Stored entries
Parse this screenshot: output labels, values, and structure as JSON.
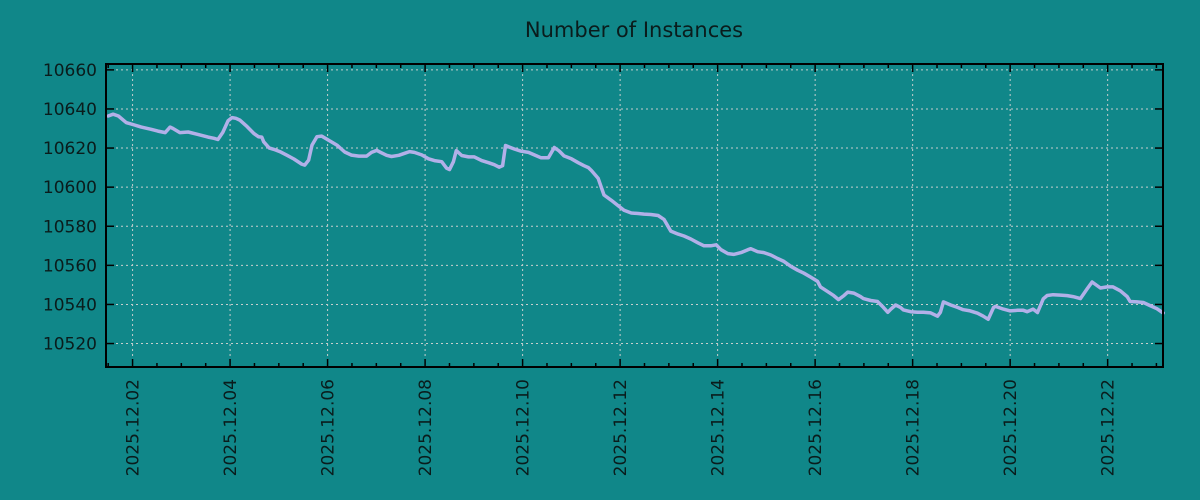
{
  "page": {
    "background": "#108789"
  },
  "chart_data": {
    "type": "line",
    "title": "Number of Instances",
    "legend": "none",
    "grid": true,
    "xlabel": "",
    "ylabel": "",
    "x_axis": {
      "unit": "date (day of 2025.12)",
      "xlim_days": [
        1.455,
        23.135
      ],
      "tick_days": [
        2,
        4,
        6,
        8,
        10,
        12,
        14,
        16,
        18,
        20,
        22
      ],
      "tick_labels": [
        "2025.12.02",
        "2025.12.04",
        "2025.12.06",
        "2025.12.08",
        "2025.12.10",
        "2025.12.12",
        "2025.12.14",
        "2025.12.16",
        "2025.12.18",
        "2025.12.20",
        "2025.12.22"
      ],
      "minor_tick_step_days": 0.5
    },
    "y_axis": {
      "ylim": [
        10508,
        10663
      ],
      "ticks": [
        10520,
        10540,
        10560,
        10580,
        10600,
        10620,
        10640,
        10660
      ],
      "tick_labels": [
        "10520",
        "10540",
        "10560",
        "10580",
        "10600",
        "10620",
        "10640",
        "10660"
      ]
    },
    "colors": {
      "background": "#108789",
      "line": "#b2b0e8",
      "grid": "#c6cecd",
      "axis": "#000000",
      "text": "#0a1c1c"
    },
    "series": [
      {
        "name": "instances",
        "color": "#b2b0e8",
        "points": [
          [
            1.5,
            10636.4
          ],
          [
            1.6,
            10637.3
          ],
          [
            1.71,
            10636.4
          ],
          [
            1.87,
            10633.0
          ],
          [
            2.04,
            10631.8
          ],
          [
            2.18,
            10630.7
          ],
          [
            2.38,
            10629.6
          ],
          [
            2.52,
            10628.7
          ],
          [
            2.67,
            10627.9
          ],
          [
            2.77,
            10630.7
          ],
          [
            2.83,
            10630.0
          ],
          [
            2.97,
            10627.9
          ],
          [
            3.14,
            10628.2
          ],
          [
            3.34,
            10627.0
          ],
          [
            3.55,
            10625.6
          ],
          [
            3.67,
            10625.0
          ],
          [
            3.75,
            10624.4
          ],
          [
            3.85,
            10628.0
          ],
          [
            3.96,
            10634.0
          ],
          [
            4.04,
            10635.6
          ],
          [
            4.12,
            10635.2
          ],
          [
            4.2,
            10634.3
          ],
          [
            4.35,
            10631.0
          ],
          [
            4.49,
            10627.4
          ],
          [
            4.58,
            10625.8
          ],
          [
            4.65,
            10625.6
          ],
          [
            4.69,
            10623.2
          ],
          [
            4.8,
            10620.1
          ],
          [
            4.9,
            10619.3
          ],
          [
            5.02,
            10618.2
          ],
          [
            5.16,
            10616.4
          ],
          [
            5.31,
            10614.4
          ],
          [
            5.47,
            10611.8
          ],
          [
            5.53,
            10611.3
          ],
          [
            5.61,
            10613.8
          ],
          [
            5.68,
            10621.5
          ],
          [
            5.78,
            10625.8
          ],
          [
            5.88,
            10626.1
          ],
          [
            6.04,
            10623.7
          ],
          [
            6.19,
            10621.5
          ],
          [
            6.35,
            10618.0
          ],
          [
            6.49,
            10616.4
          ],
          [
            6.64,
            10615.9
          ],
          [
            6.8,
            10615.9
          ],
          [
            6.9,
            10617.8
          ],
          [
            7.01,
            10618.8
          ],
          [
            7.11,
            10617.5
          ],
          [
            7.21,
            10616.3
          ],
          [
            7.31,
            10615.7
          ],
          [
            7.46,
            10616.3
          ],
          [
            7.58,
            10617.3
          ],
          [
            7.68,
            10618.2
          ],
          [
            7.78,
            10617.8
          ],
          [
            7.93,
            10616.5
          ],
          [
            8.07,
            10614.5
          ],
          [
            8.19,
            10613.6
          ],
          [
            8.34,
            10613.0
          ],
          [
            8.44,
            10609.7
          ],
          [
            8.5,
            10609.0
          ],
          [
            8.58,
            10613.0
          ],
          [
            8.64,
            10618.7
          ],
          [
            8.75,
            10616.2
          ],
          [
            8.89,
            10615.5
          ],
          [
            9.01,
            10615.5
          ],
          [
            9.16,
            10613.6
          ],
          [
            9.3,
            10612.5
          ],
          [
            9.42,
            10611.5
          ],
          [
            9.52,
            10610.2
          ],
          [
            9.59,
            10611.0
          ],
          [
            9.65,
            10621.3
          ],
          [
            9.73,
            10620.5
          ],
          [
            9.83,
            10619.5
          ],
          [
            9.97,
            10618.4
          ],
          [
            10.12,
            10617.8
          ],
          [
            10.24,
            10616.5
          ],
          [
            10.38,
            10615.0
          ],
          [
            10.53,
            10615.0
          ],
          [
            10.65,
            10620.3
          ],
          [
            10.75,
            10618.5
          ],
          [
            10.85,
            10616.0
          ],
          [
            11.0,
            10614.5
          ],
          [
            11.14,
            10612.5
          ],
          [
            11.26,
            10611.0
          ],
          [
            11.35,
            10610.0
          ],
          [
            11.41,
            10608.5
          ],
          [
            11.55,
            10604.5
          ],
          [
            11.67,
            10596.0
          ],
          [
            11.82,
            10593.3
          ],
          [
            11.96,
            10590.5
          ],
          [
            12.08,
            10588.2
          ],
          [
            12.23,
            10586.8
          ],
          [
            12.37,
            10586.5
          ],
          [
            12.49,
            10586.2
          ],
          [
            12.63,
            10586.0
          ],
          [
            12.78,
            10585.5
          ],
          [
            12.9,
            10583.5
          ],
          [
            13.04,
            10577.5
          ],
          [
            13.19,
            10576.0
          ],
          [
            13.31,
            10575.0
          ],
          [
            13.45,
            10573.5
          ],
          [
            13.6,
            10571.5
          ],
          [
            13.72,
            10570.0
          ],
          [
            13.86,
            10570.0
          ],
          [
            13.97,
            10570.5
          ],
          [
            14.07,
            10568.0
          ],
          [
            14.21,
            10566.0
          ],
          [
            14.33,
            10565.6
          ],
          [
            14.48,
            10566.5
          ],
          [
            14.62,
            10568.0
          ],
          [
            14.68,
            10568.5
          ],
          [
            14.82,
            10567.0
          ],
          [
            14.95,
            10566.5
          ],
          [
            15.09,
            10565.3
          ],
          [
            15.23,
            10563.5
          ],
          [
            15.36,
            10562.0
          ],
          [
            15.5,
            10559.5
          ],
          [
            15.64,
            10557.5
          ],
          [
            15.77,
            10556.0
          ],
          [
            15.91,
            10554.0
          ],
          [
            16.05,
            10551.8
          ],
          [
            16.11,
            10549.0
          ],
          [
            16.26,
            10546.5
          ],
          [
            16.38,
            10544.5
          ],
          [
            16.48,
            10542.5
          ],
          [
            16.59,
            10544.5
          ],
          [
            16.67,
            10546.3
          ],
          [
            16.79,
            10545.8
          ],
          [
            16.93,
            10544.0
          ],
          [
            16.99,
            10543.0
          ],
          [
            17.14,
            10542.0
          ],
          [
            17.28,
            10541.5
          ],
          [
            17.4,
            10538.5
          ],
          [
            17.49,
            10536.0
          ],
          [
            17.55,
            10537.5
          ],
          [
            17.65,
            10539.7
          ],
          [
            17.75,
            10538.5
          ],
          [
            17.81,
            10537.2
          ],
          [
            17.96,
            10536.3
          ],
          [
            18.1,
            10536.0
          ],
          [
            18.22,
            10536.0
          ],
          [
            18.37,
            10535.7
          ],
          [
            18.51,
            10534.0
          ],
          [
            18.57,
            10536.0
          ],
          [
            18.63,
            10541.3
          ],
          [
            18.78,
            10539.7
          ],
          [
            18.92,
            10538.5
          ],
          [
            19.04,
            10537.3
          ],
          [
            19.18,
            10536.7
          ],
          [
            19.33,
            10535.5
          ],
          [
            19.45,
            10534.0
          ],
          [
            19.55,
            10532.4
          ],
          [
            19.66,
            10538.5
          ],
          [
            19.7,
            10539.0
          ],
          [
            19.86,
            10537.6
          ],
          [
            20.0,
            10536.7
          ],
          [
            20.15,
            10537.0
          ],
          [
            20.27,
            10537.0
          ],
          [
            20.35,
            10536.3
          ],
          [
            20.47,
            10537.6
          ],
          [
            20.56,
            10535.9
          ],
          [
            20.68,
            10542.9
          ],
          [
            20.76,
            10544.6
          ],
          [
            20.88,
            10545.0
          ],
          [
            21.03,
            10544.8
          ],
          [
            21.17,
            10544.5
          ],
          [
            21.29,
            10544.0
          ],
          [
            21.44,
            10543.0
          ],
          [
            21.58,
            10548.0
          ],
          [
            21.68,
            10551.5
          ],
          [
            21.85,
            10548.4
          ],
          [
            21.99,
            10549.0
          ],
          [
            22.11,
            10549.0
          ],
          [
            22.26,
            10547.0
          ],
          [
            22.4,
            10544.0
          ],
          [
            22.46,
            10541.5
          ],
          [
            22.6,
            10541.3
          ],
          [
            22.73,
            10541.0
          ],
          [
            22.87,
            10539.4
          ],
          [
            23.01,
            10537.8
          ],
          [
            23.14,
            10535.6
          ]
        ]
      }
    ]
  }
}
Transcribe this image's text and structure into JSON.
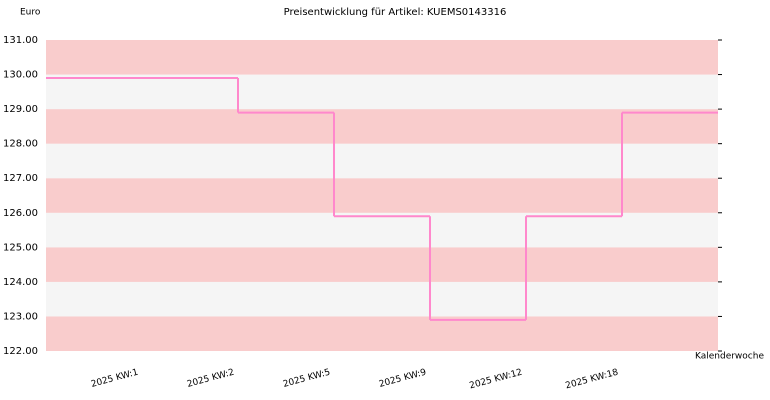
{
  "chart_data": {
    "type": "step",
    "title": "Preisentwicklung für Artikel: KUEMS0143316",
    "y_label": "Euro",
    "x_label": "Kalenderwoche",
    "categories": [
      "2025 KW:1",
      "2025 KW:2",
      "2025 KW:5",
      "2025 KW:9",
      "2025 KW:12",
      "2025 KW:18"
    ],
    "values": [
      129.9,
      128.9,
      125.9,
      122.9,
      125.9,
      128.9
    ],
    "color": "#ff88cc",
    "band_colors": [
      "#f5f5f5",
      "#f9cccc"
    ],
    "ylim": [
      122,
      131
    ],
    "yticks": [
      {
        "value": 122,
        "label": "122.00"
      },
      {
        "value": 123,
        "label": "123.00"
      },
      {
        "value": 124,
        "label": "124.00"
      },
      {
        "value": 125,
        "label": "125.00"
      },
      {
        "value": 126,
        "label": "126.00"
      },
      {
        "value": 127,
        "label": "127.00"
      },
      {
        "value": 128,
        "label": "128.00"
      },
      {
        "value": 129,
        "label": "129.00"
      },
      {
        "value": 130,
        "label": "130.00"
      },
      {
        "value": 131,
        "label": "131.00"
      }
    ]
  }
}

(What to do): Exactly as written, set down the lines from the line holding "Transcribe this image's" to the last line of the data, both ends included, pictures excluded.

(Exercise solution):
Transcribe this image's text and structure into JSON.
{
  "chart_data": {
    "type": "step",
    "title": "Preisentwicklung für Artikel: KUEMS0143316",
    "y_label": "Euro",
    "x_label": "Kalenderwoche",
    "categories": [
      "2025 KW:1",
      "2025 KW:2",
      "2025 KW:5",
      "2025 KW:9",
      "2025 KW:12",
      "2025 KW:18"
    ],
    "values": [
      129.9,
      128.9,
      125.9,
      122.9,
      125.9,
      128.9
    ],
    "color": "#ff88cc",
    "band_colors": [
      "#f5f5f5",
      "#f9cccc"
    ],
    "ylim": [
      122,
      131
    ],
    "yticks": [
      {
        "value": 122,
        "label": "122.00"
      },
      {
        "value": 123,
        "label": "123.00"
      },
      {
        "value": 124,
        "label": "124.00"
      },
      {
        "value": 125,
        "label": "125.00"
      },
      {
        "value": 126,
        "label": "126.00"
      },
      {
        "value": 127,
        "label": "127.00"
      },
      {
        "value": 128,
        "label": "128.00"
      },
      {
        "value": 129,
        "label": "129.00"
      },
      {
        "value": 130,
        "label": "130.00"
      },
      {
        "value": 131,
        "label": "131.00"
      }
    ]
  }
}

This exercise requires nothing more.